==== Input material
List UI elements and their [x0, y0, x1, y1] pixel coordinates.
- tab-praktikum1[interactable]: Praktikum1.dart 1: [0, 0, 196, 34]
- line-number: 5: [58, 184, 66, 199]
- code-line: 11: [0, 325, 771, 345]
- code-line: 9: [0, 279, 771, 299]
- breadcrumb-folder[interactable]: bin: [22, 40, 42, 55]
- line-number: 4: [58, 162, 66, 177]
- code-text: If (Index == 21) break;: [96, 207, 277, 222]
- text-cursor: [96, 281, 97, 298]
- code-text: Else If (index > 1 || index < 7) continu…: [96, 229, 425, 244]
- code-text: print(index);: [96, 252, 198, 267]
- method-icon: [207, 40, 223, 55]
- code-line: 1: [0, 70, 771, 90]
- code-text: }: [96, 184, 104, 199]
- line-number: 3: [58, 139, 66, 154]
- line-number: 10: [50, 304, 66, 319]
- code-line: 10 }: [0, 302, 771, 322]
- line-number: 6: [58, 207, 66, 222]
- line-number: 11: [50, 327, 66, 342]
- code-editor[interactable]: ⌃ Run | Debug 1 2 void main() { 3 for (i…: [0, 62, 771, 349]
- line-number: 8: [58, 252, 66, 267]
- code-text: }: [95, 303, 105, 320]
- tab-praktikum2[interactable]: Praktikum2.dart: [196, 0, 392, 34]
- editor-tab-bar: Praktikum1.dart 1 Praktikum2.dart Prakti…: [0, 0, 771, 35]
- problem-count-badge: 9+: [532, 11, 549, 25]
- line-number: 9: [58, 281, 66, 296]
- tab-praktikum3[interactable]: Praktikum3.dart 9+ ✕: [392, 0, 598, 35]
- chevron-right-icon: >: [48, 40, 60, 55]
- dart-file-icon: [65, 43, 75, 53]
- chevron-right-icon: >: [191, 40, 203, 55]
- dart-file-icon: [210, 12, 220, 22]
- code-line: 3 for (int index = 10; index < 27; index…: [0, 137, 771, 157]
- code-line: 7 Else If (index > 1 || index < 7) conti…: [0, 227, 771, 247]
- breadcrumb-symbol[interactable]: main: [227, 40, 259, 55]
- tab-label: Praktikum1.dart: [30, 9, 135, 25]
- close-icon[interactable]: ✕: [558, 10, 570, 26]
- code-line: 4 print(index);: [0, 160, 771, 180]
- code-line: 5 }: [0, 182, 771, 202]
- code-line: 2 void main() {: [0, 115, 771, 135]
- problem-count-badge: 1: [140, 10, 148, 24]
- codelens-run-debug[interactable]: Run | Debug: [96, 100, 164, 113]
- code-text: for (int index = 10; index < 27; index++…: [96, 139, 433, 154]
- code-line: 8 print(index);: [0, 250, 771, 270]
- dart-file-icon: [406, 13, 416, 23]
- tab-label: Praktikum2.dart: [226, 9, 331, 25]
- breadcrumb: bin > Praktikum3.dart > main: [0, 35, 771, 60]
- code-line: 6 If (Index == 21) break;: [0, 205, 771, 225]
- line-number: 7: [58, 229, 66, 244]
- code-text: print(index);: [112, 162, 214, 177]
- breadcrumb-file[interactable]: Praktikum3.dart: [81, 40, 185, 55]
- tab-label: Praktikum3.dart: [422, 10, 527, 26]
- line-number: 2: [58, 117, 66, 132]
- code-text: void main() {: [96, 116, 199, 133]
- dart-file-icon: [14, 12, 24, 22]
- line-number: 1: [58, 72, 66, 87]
========
▶ **Set task**
Please reproduce every record above word for word, keeping each line unchanged and in its original order.

▶ **Solution to this problem**
List UI elements and their [x0, y0, x1, y1] pixel coordinates.
- tab-praktikum1[interactable]: Praktikum1.dart 1: [0, 0, 196, 34]
- line-number: 5: [58, 184, 66, 199]
- code-line: 11: [0, 325, 771, 345]
- code-line: 9: [0, 279, 771, 299]
- breadcrumb-folder[interactable]: bin: [22, 40, 42, 55]
- line-number: 4: [58, 162, 66, 177]
- code-text: If (Index == 21) break;: [96, 207, 277, 222]
- text-cursor: [96, 281, 97, 298]
- code-text: Else If (index > 1 || index < 7) continu…: [96, 229, 425, 244]
- code-text: print(index);: [96, 252, 198, 267]
- method-icon: [207, 40, 223, 55]
- code-line: 1: [0, 70, 771, 90]
- code-text: }: [96, 184, 104, 199]
- line-number: 3: [58, 139, 66, 154]
- line-number: 10: [50, 304, 66, 319]
- code-line: 10 }: [0, 302, 771, 322]
- line-number: 6: [58, 207, 66, 222]
- line-number: 11: [50, 327, 66, 342]
- code-editor[interactable]: ⌃ Run | Debug 1 2 void main() { 3 for (i…: [0, 62, 771, 349]
- line-number: 8: [58, 252, 66, 267]
- code-text: }: [95, 303, 105, 320]
- tab-praktikum2[interactable]: Praktikum2.dart: [196, 0, 392, 34]
- editor-tab-bar: Praktikum1.dart 1 Praktikum2.dart Prakti…: [0, 0, 771, 35]
- problem-count-badge: 9+: [532, 11, 549, 25]
- line-number: 9: [58, 281, 66, 296]
- tab-praktikum3[interactable]: Praktikum3.dart 9+ ✕: [392, 0, 598, 35]
- chevron-right-icon: >: [48, 40, 60, 55]
- dart-file-icon: [65, 43, 75, 53]
- chevron-right-icon: >: [191, 40, 203, 55]
- dart-file-icon: [210, 12, 220, 22]
- code-line: 3 for (int index = 10; index < 27; index…: [0, 137, 771, 157]
- code-line: 7 Else If (index > 1 || index < 7) conti…: [0, 227, 771, 247]
- breadcrumb-symbol[interactable]: main: [227, 40, 259, 55]
- tab-label: Praktikum1.dart: [30, 9, 135, 25]
- close-icon[interactable]: ✕: [558, 10, 570, 26]
- code-line: 4 print(index);: [0, 160, 771, 180]
- code-line: 5 }: [0, 182, 771, 202]
- code-line: 2 void main() {: [0, 115, 771, 135]
- problem-count-badge: 1: [140, 10, 148, 24]
- codelens-run-debug[interactable]: Run | Debug: [96, 100, 164, 113]
- code-text: for (int index = 10; index < 27; index++…: [96, 139, 433, 154]
- code-line: 8 print(index);: [0, 250, 771, 270]
- dart-file-icon: [406, 13, 416, 23]
- tab-label: Praktikum2.dart: [226, 9, 331, 25]
- breadcrumb: bin > Praktikum3.dart > main: [0, 35, 771, 60]
- code-line: 6 If (Index == 21) break;: [0, 205, 771, 225]
- line-number: 7: [58, 229, 66, 244]
- code-text: print(index);: [112, 162, 214, 177]
- breadcrumb-file[interactable]: Praktikum3.dart: [81, 40, 185, 55]
- tab-label: Praktikum3.dart: [422, 10, 527, 26]
- line-number: 2: [58, 117, 66, 132]
- code-text: void main() {: [96, 116, 199, 133]
- dart-file-icon: [14, 12, 24, 22]
- line-number: 1: [58, 72, 66, 87]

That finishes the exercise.